*STATED TASK*: Return the complete listing that follows, with each line reproduced exactly.

*EXTRACTED DATA*:
-- start --

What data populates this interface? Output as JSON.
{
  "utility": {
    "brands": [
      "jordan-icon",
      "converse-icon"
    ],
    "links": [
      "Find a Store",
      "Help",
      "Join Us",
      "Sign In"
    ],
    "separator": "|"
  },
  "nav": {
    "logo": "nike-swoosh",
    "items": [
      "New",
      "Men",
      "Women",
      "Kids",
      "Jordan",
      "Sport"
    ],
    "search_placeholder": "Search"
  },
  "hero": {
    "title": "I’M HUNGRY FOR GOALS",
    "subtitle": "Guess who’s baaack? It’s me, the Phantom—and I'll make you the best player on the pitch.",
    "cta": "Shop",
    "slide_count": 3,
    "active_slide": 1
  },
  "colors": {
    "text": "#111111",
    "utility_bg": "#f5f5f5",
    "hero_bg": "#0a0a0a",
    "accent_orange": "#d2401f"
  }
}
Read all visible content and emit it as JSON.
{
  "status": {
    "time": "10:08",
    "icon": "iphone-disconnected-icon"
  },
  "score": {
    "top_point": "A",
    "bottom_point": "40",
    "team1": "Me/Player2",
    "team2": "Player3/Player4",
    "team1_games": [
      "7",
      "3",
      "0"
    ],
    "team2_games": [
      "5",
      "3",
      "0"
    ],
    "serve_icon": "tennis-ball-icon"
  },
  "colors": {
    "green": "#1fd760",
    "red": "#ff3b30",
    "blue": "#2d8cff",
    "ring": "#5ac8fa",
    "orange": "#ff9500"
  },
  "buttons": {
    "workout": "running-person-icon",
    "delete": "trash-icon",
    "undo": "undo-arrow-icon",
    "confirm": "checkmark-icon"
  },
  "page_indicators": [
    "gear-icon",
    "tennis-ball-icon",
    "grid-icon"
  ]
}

-- end --

*EXPECTED OUTPUT*:
What data populates this interface? Output as JSON.
{
  "utility": {
    "brands": [
      "jordan-icon",
      "converse-icon"
    ],
    "links": [
      "Find a Store",
      "Help",
      "Join Us",
      "Sign In"
    ],
    "separator": "|"
  },
  "nav": {
    "logo": "nike-swoosh",
    "items": [
      "New",
      "Men",
      "Women",
      "Kids",
      "Jordan",
      "Sport"
    ],
    "search_placeholder": "Search"
  },
  "hero": {
    "title": "I’M HUNGRY FOR GOALS",
    "subtitle": "Guess who’s baaack? It’s me, the Phantom—and I'll make you the best player on the pitch.",
    "cta": "Shop",
    "slide_count": 3,
    "active_slide": 1
  },
  "colors": {
    "text": "#111111",
    "utility_bg": "#f5f5f5",
    "hero_bg": "#0a0a0a",
    "accent_orange": "#d2401f"
  }
}
Read all visible content and emit it as JSON.
{
  "status": {
    "time": "10:08",
    "icon": "iphone-disconnected-icon"
  },
  "score": {
    "top_point": "A",
    "bottom_point": "40",
    "team1": "Me/Player2",
    "team2": "Player3/Player4",
    "team1_games": [
      "7",
      "3",
      "0"
    ],
    "team2_games": [
      "5",
      "3",
      "0"
    ],
    "serve_icon": "tennis-ball-icon"
  },
  "colors": {
    "green": "#1fd760",
    "red": "#ff3b30",
    "blue": "#2d8cff",
    "ring": "#5ac8fa",
    "orange": "#ff9500"
  },
  "buttons": {
    "workout": "running-person-icon",
    "delete": "trash-icon",
    "undo": "undo-arrow-icon",
    "confirm": "checkmark-icon"
  },
  "page_indicators": [
    "gear-icon",
    "tennis-ball-icon",
    "grid-icon"
  ]
}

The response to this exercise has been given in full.